-- SOURCE EXCERPT --
□ □ □ □
# Zapopan



## excelent3 (Dec 6, 2008)

I will be visiting a friend in Zapopan in late February for a couple of weeks, and am entertaining relocation for 9 months of the year. I would appreciate any feed back on quality of life there, nicer neighborhoods, experiences, recreation, events, etc. I realize it is close to Guadalajara, but would like to hear from anyone that has any type of commentary to learn more about the quality of life there....


----------



## Hound Dog (Jan 18, 2009)

excelent3 said:


> I will be visiting a friend in Zapopan in late February for a couple of weeks, and am entertaining relocation for 9 months of the year. I would appreciate any feed back on quality of life there, nicer neighborhoods, experiences, recreation, events, etc. I realize it is close to Guadalajara, but would like to hear from anyone that has any type of commentary to learn more about the quality of life there....


Zapopan is not only near Guadalajara it is an integral part of the city today, A city where some of the metro area´s premier neighborhoods are located. Many of the finest neighborhoods mentioned as being in Guadalajara proper are actuallly within Zapopan´s city limits. You needn´t worry about things to do. Simply go there and information on the best restaurants, cultural events and entertainment will be readily available to you.

Must see in Zapopan:

The Virgin of Zapopan Cathedral and adjacent Huichol Museum. This is all located in an attractive plaza and commercial area. 

The Zapopan Mercado del Mar which is the primary seafood wholesale market serving the entire surrounding area. The fishmongers there are a colorful lot and the market is chock-a-block with seafood eateries the entire length of the central fishmonger stall area. Trucks from the coast unload the bounty of the sea and most seafood you buy in inland Jalisco has been here first. 

I believe the huge Galeria Shopping Center which appears to be in West Guadalajara is actually in Zapopan.

You should really enjoy this great town.

These are just just two of many places to visit in that enticing metro area. When I mentioned on another thread neighborhoods I would like to live in in Guadalajara, the places I mentioned are actually in or partially in Zapopan.


----------



## excelent3 (Dec 6, 2008)

*Lap pools?*

Sounds grande....I love open air markets, and especially sea food. The pics of seen of the area on the web are primarily the tourist spots like you mentioned. It seems to be a very modern city also, nice blend of the old and the new....***Ideally, I am really hoping to find an indoor or outdoor swimming lap pool or aquatic center where I can swim laps 3-4 times per week....would be great if anyone knew of such a facility at a college, university or private.






Hound Dog said:


> Zapopan is not only near Guadalajara it is an integral part of the city today, A city where some of the metro area´s premier neighborhoods are located. Many of the finest neighborhoods mentioned as being in Guadalajara proper are actuallly within Zapopan´s city limits. You needn´t worry about things to do. Simply go there and information on the best restaurants, cultural events and entertainment will be readily available to you.
> 
> Must see in Zapopan:
> 
> ...


----------
□ □ □ □
-- EXTRACTED MATERIAL --

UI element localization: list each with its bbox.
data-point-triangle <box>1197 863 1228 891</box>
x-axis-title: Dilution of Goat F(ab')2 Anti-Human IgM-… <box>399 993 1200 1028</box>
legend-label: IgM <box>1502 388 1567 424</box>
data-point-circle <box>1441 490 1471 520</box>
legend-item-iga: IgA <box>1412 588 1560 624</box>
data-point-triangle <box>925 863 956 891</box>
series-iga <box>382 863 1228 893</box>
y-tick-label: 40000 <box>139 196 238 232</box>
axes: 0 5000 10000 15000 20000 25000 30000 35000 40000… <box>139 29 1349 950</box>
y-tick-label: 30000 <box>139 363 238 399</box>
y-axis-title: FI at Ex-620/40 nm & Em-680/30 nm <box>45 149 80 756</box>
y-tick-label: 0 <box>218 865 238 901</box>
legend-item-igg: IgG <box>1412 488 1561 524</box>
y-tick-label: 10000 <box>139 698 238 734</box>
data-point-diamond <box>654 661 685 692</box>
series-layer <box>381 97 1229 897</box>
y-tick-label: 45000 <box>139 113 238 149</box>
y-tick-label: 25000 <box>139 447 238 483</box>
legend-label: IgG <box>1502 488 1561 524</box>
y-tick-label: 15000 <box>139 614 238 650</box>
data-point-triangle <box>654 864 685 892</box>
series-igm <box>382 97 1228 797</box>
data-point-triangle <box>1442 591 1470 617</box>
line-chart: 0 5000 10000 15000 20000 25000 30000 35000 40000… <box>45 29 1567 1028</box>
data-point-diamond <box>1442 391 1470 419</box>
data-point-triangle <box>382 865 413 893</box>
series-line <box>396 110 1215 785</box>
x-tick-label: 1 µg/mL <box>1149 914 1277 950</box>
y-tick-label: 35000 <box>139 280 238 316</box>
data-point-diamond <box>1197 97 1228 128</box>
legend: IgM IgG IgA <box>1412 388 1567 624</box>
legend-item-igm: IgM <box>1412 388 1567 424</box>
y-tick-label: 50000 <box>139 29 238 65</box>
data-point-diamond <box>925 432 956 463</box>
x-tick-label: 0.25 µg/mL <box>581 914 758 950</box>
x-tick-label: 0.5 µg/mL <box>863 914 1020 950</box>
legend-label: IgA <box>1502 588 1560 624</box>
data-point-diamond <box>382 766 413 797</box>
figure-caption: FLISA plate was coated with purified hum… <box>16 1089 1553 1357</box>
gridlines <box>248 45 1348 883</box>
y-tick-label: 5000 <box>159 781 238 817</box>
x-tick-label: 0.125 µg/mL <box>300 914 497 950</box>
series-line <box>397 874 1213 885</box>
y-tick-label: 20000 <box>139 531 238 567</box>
□ □ □ □
-- SHORT TASK --
Retype the passage of the Zapopan thread from "The Zapopan Mercado" up to and including "this great town.". Work only from the Zapopan thread and leave the data aside.

-- EXERCISE OUTPUT --
The Zapopan Mercado del Mar which is the primary seafood wholesale market serving the entire surrounding area. The fishmongers there are a colorful lot and the market is chock-a-block with seafood eateries the entire length of the central fishmonger stall area. Trucks from the coast unload the bounty of the sea and most seafood you buy in inland Jalisco has been here first. 

I believe the huge Galeria Shopping Center which appears to be in West Guadalajara is actually in Zapopan.

You should really enjoy this great town.